Instructions to follow.
Isolate every line in the records below with "image" in it.

+++

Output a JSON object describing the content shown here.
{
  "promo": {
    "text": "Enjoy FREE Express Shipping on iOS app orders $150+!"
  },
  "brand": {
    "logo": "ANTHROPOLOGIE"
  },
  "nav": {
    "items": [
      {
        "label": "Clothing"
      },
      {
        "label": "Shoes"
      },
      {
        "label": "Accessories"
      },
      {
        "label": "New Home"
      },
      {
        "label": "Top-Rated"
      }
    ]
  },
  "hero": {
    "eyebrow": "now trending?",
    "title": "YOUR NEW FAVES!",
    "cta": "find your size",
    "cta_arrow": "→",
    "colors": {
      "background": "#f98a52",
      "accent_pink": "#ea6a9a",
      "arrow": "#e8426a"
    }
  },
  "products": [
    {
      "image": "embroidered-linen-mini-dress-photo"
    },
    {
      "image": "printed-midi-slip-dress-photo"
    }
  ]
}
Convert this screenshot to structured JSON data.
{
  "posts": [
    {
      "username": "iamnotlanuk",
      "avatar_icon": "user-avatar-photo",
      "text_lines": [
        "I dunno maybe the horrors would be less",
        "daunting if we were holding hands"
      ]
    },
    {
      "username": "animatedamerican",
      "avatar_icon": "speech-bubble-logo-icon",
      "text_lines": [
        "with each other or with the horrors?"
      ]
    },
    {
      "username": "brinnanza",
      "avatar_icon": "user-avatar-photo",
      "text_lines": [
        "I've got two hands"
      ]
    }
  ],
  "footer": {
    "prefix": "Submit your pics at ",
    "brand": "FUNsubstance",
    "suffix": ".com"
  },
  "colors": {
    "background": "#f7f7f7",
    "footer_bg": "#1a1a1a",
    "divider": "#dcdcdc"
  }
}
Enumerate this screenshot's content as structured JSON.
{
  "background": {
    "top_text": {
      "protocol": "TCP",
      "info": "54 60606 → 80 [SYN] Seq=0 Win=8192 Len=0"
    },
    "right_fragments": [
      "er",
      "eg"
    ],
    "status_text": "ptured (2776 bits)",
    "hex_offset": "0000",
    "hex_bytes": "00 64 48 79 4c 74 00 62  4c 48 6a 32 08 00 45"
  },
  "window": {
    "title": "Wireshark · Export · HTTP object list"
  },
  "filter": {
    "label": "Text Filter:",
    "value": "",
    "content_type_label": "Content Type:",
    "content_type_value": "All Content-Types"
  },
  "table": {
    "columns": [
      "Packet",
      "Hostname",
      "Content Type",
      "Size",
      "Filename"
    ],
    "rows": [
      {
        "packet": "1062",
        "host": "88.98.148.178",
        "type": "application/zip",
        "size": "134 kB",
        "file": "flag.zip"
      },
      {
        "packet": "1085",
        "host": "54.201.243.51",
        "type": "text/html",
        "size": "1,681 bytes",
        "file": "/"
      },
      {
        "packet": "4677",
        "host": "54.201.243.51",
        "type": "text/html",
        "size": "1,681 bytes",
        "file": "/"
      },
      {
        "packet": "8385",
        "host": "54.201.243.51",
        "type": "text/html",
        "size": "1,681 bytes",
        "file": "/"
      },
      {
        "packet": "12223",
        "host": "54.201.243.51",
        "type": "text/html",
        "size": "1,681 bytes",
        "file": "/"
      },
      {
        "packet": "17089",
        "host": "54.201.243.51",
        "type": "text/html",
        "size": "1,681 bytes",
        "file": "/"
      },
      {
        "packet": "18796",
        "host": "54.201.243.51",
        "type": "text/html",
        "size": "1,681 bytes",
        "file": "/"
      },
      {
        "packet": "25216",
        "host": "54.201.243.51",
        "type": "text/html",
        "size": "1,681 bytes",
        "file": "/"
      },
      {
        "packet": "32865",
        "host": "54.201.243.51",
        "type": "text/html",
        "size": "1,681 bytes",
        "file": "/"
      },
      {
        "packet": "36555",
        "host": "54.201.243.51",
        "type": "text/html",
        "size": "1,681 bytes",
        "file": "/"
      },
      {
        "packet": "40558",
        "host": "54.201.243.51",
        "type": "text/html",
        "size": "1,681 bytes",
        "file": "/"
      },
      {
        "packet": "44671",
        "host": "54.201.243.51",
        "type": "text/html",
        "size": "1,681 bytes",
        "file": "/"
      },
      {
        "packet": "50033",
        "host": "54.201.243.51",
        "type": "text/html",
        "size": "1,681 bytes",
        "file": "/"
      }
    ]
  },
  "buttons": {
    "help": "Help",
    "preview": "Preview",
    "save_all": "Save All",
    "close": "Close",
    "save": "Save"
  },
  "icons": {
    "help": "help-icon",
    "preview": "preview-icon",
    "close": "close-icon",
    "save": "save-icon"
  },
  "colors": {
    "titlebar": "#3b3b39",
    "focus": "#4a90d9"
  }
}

+++

Reply.
      "image": "embroidered-linen-mini-dress-photo"
      "image": "printed-midi-slip-dress-photo"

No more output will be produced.